■ Passage provided ■
>>>>

So now Carol Bartz, Yahoo CEO, says "we didn't care about search anyway". That may be retrospective sour grapes, but the truth is that Yahoo has acted as if search was not strategic, all the way back to 2000 when it effectively outsourced it to the then-small Google. Meanwhile, content-head CEO Terry Semel put out the word that Yahoo was to become a media company. The wisdom of those decisions is now obvious, but they are a done deal, and trying to evade the outcome has taken Yahoo nowhere. I've written here before suggesting that the company had better find a new positioning taking the reality into account.
So what's the new position? To, err, be a media company, it seems. From the NYT article:
"Its Sports section..., has reporters producing top-notch original material ranging from scoopy news items and blogs to long-form analysis pieces.... According to Ms. Bartz, the majority of Yahoo’s sites will go the way of Sports. In particular, Yahoo will throw investments behind its entertainment, finance and news operations. Ms. Bartz noted that there are plenty of unemployed journalists out there to pick up."

<<<<

■ Exercise description ■
Please rewrite the Yahoo post above from "So now Carol" to "reality into account.", changing "outsourced" to "handed off".

■ Supplied data ■
>>>>

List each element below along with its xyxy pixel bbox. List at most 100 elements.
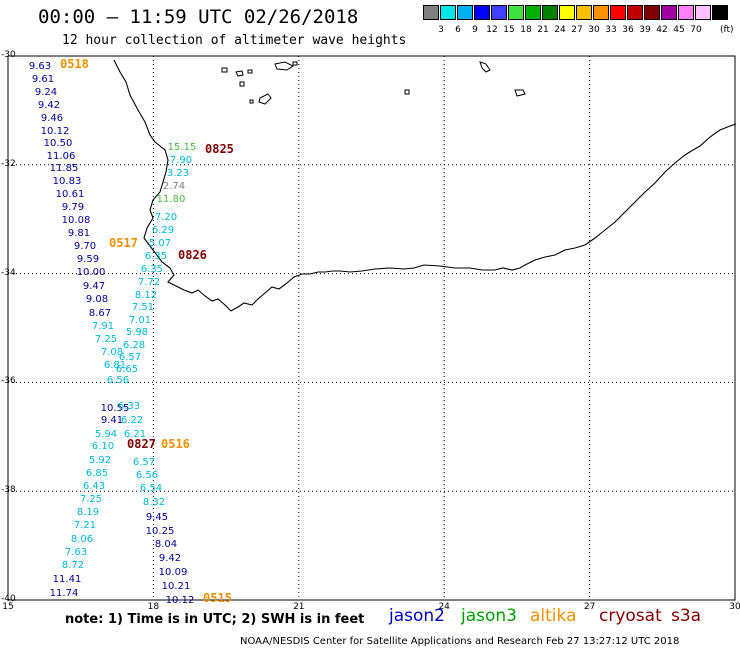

<<<<

■ Result below ■
So now Carol Bartz, Yahoo CEO, says "we didn't care about search anyway". That may be retrospective sour grapes, but the truth is that Yahoo has acted as if search was not strategic, all the way back to 2000 when it effectively handed off it to the then-small Google. Meanwhile, content-head CEO Terry Semel put out the word that Yahoo was to become a media company. The wisdom of those decisions is now obvious, but they are a done deal, and trying to evade the outcome has taken Yahoo nowhere. I've written here before suggesting that the company had better find a new positioning taking the reality into account.